• [BRIEF] Using the data below, copy each line that includes the word "title".

• [DATA LISTING]
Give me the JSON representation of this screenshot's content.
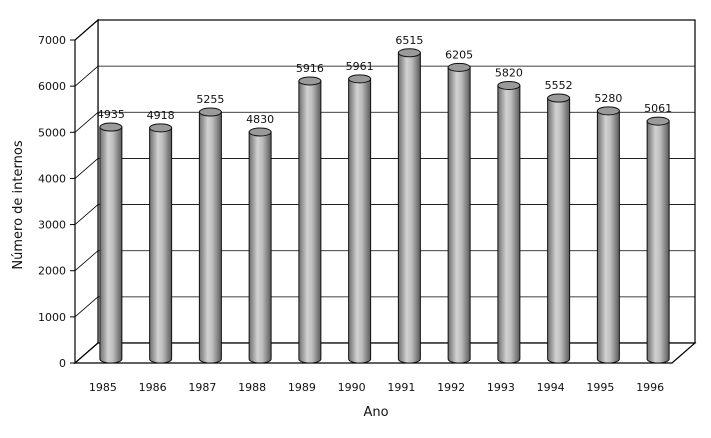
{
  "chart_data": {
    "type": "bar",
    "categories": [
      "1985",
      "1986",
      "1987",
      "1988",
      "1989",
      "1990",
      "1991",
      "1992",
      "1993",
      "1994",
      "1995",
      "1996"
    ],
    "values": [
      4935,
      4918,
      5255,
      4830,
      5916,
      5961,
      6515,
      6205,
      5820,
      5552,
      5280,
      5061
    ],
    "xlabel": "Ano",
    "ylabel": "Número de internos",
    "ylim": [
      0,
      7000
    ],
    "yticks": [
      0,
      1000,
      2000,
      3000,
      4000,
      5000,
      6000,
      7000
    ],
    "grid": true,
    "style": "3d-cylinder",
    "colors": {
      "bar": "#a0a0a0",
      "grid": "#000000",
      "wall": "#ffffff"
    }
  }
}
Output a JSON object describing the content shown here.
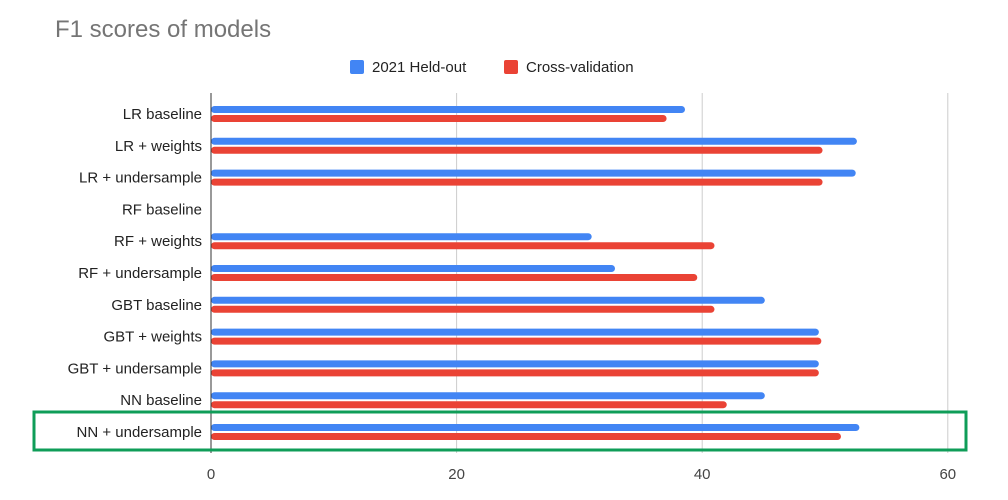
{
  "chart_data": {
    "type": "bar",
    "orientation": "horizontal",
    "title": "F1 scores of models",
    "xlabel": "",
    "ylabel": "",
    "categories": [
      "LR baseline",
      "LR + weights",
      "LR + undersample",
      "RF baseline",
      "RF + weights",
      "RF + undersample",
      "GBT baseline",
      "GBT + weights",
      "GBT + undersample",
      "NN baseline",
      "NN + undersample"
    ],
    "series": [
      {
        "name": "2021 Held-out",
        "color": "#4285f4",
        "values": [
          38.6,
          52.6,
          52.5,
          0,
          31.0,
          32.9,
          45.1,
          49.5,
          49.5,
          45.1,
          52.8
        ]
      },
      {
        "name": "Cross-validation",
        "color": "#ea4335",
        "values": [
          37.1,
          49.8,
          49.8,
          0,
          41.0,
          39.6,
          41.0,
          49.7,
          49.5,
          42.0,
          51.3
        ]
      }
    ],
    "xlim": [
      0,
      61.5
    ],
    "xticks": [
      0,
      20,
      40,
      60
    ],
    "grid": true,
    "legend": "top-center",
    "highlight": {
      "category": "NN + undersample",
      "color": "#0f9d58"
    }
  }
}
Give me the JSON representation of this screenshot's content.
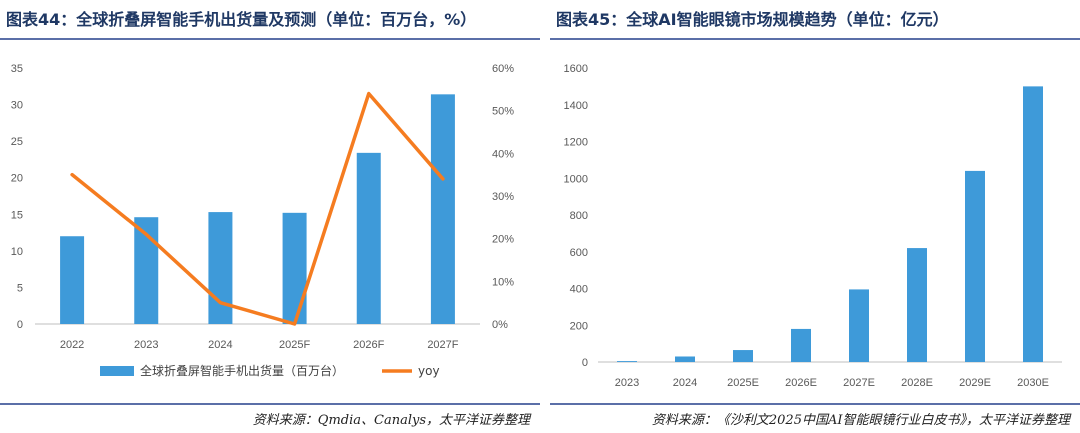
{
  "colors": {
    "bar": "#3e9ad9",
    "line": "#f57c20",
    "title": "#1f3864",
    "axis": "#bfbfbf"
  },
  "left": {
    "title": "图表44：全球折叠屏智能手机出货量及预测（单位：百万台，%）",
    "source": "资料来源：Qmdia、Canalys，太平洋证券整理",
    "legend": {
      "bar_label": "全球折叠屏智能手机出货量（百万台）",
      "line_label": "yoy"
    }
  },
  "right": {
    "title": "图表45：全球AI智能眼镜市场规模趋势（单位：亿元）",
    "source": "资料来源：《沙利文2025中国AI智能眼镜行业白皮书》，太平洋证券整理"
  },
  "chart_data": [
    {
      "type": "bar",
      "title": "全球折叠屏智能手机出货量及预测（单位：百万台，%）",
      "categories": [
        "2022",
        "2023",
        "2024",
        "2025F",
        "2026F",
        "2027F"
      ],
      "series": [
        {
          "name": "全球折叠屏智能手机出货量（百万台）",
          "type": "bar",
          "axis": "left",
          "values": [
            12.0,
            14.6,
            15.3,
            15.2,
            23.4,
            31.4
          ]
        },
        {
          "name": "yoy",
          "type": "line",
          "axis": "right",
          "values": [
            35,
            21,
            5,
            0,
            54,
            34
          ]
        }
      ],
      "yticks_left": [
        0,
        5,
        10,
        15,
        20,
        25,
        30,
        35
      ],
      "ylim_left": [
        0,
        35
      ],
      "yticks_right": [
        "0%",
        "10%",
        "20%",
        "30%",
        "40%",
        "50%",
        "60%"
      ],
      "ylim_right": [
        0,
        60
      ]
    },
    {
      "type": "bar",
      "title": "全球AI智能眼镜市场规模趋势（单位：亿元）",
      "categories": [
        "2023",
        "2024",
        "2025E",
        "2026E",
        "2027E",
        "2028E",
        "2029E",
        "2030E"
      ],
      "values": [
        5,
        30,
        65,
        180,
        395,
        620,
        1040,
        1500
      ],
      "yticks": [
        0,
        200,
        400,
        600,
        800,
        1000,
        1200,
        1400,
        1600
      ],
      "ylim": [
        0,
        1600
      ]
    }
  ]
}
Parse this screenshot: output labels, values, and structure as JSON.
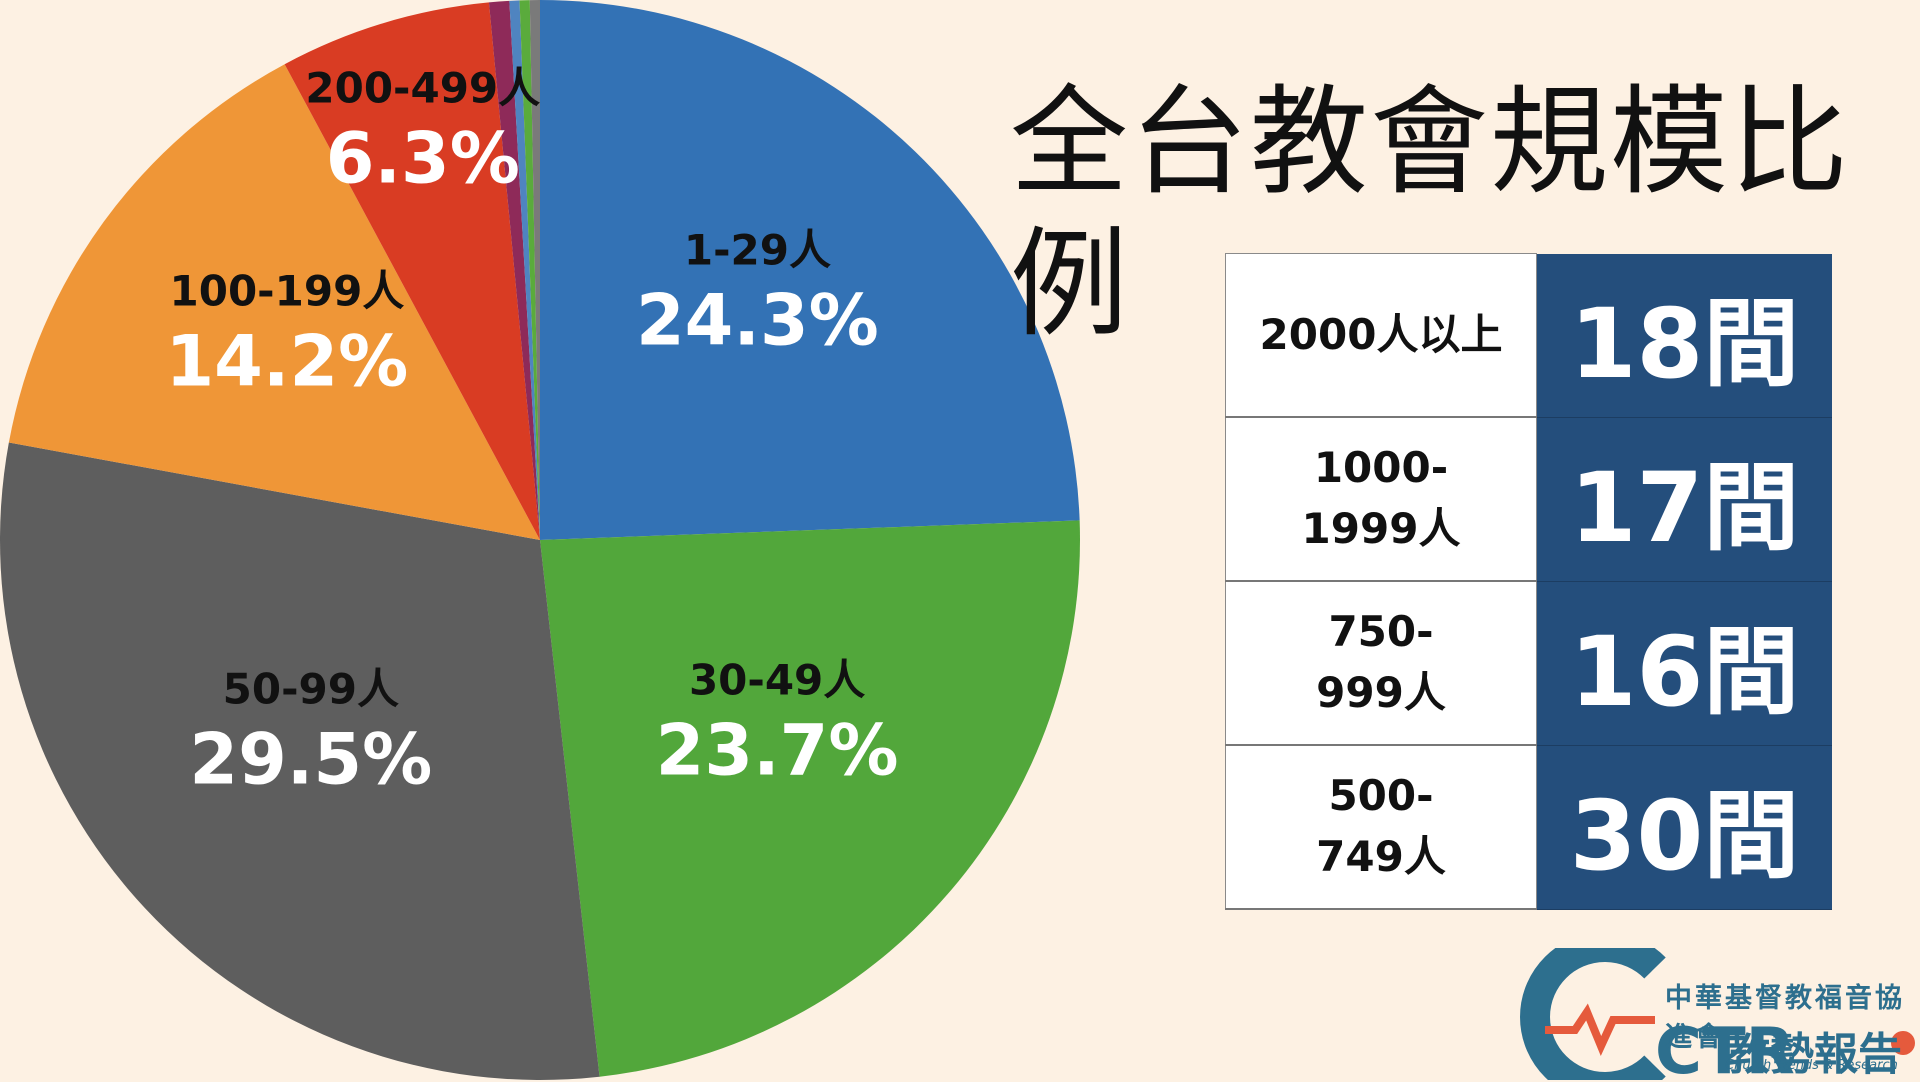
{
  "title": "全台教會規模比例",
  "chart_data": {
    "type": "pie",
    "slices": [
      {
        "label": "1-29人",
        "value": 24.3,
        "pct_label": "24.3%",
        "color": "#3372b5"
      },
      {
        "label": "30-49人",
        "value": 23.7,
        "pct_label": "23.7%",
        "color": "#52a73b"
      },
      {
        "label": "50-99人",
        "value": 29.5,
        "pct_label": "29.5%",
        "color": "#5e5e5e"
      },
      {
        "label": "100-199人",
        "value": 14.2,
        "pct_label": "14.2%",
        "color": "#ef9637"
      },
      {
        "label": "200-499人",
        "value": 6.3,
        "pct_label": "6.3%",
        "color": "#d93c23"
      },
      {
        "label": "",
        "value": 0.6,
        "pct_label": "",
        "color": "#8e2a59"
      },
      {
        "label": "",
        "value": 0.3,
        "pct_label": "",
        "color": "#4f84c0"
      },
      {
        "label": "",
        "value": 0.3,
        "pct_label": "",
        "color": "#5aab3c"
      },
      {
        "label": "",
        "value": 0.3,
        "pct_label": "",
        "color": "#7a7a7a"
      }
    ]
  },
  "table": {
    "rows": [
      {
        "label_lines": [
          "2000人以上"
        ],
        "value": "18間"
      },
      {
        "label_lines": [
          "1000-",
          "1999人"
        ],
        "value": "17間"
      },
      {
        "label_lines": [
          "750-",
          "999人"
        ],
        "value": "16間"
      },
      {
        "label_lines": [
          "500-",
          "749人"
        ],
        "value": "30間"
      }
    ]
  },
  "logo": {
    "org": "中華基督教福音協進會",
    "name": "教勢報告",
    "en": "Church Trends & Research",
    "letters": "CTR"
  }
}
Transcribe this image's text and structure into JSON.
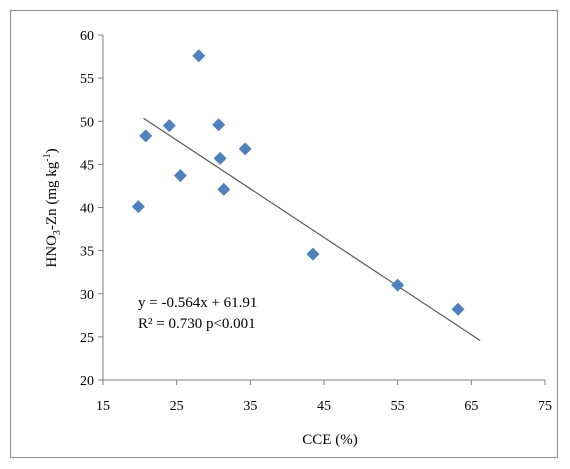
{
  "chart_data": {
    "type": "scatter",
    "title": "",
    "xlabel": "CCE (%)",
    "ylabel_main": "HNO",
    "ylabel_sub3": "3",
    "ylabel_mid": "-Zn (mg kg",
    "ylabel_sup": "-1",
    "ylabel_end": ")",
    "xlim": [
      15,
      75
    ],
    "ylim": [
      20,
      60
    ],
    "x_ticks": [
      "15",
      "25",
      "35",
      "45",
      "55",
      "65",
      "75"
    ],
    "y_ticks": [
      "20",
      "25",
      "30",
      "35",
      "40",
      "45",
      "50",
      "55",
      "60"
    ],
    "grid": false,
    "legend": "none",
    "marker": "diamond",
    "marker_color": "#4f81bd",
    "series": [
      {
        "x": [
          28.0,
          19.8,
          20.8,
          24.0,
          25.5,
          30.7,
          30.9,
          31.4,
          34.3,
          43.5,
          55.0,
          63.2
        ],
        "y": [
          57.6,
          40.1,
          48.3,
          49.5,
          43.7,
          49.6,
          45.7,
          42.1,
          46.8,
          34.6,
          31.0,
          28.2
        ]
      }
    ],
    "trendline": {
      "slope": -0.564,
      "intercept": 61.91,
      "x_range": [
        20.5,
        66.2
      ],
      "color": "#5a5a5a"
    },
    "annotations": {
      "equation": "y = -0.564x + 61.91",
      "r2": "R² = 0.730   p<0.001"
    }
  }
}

• [EXERCISE RESPONSE]
    "title": "F1 scores of models",
    "title": "#1f3864",
    "title": "图表44：全球折叠屏智能手机出货量及预测（单位：百万台，%）",
    "title": "图表45：全球AI智能眼镜市场规模趋势（单位：亿元）",
      "title": "全球折叠屏智能手机出货量及预测（单位：百万台，%）",
      "title": "全球AI智能眼镜市场规模趋势（单位：亿元）",
  "title": "全台教會規模比例",
    "title": "",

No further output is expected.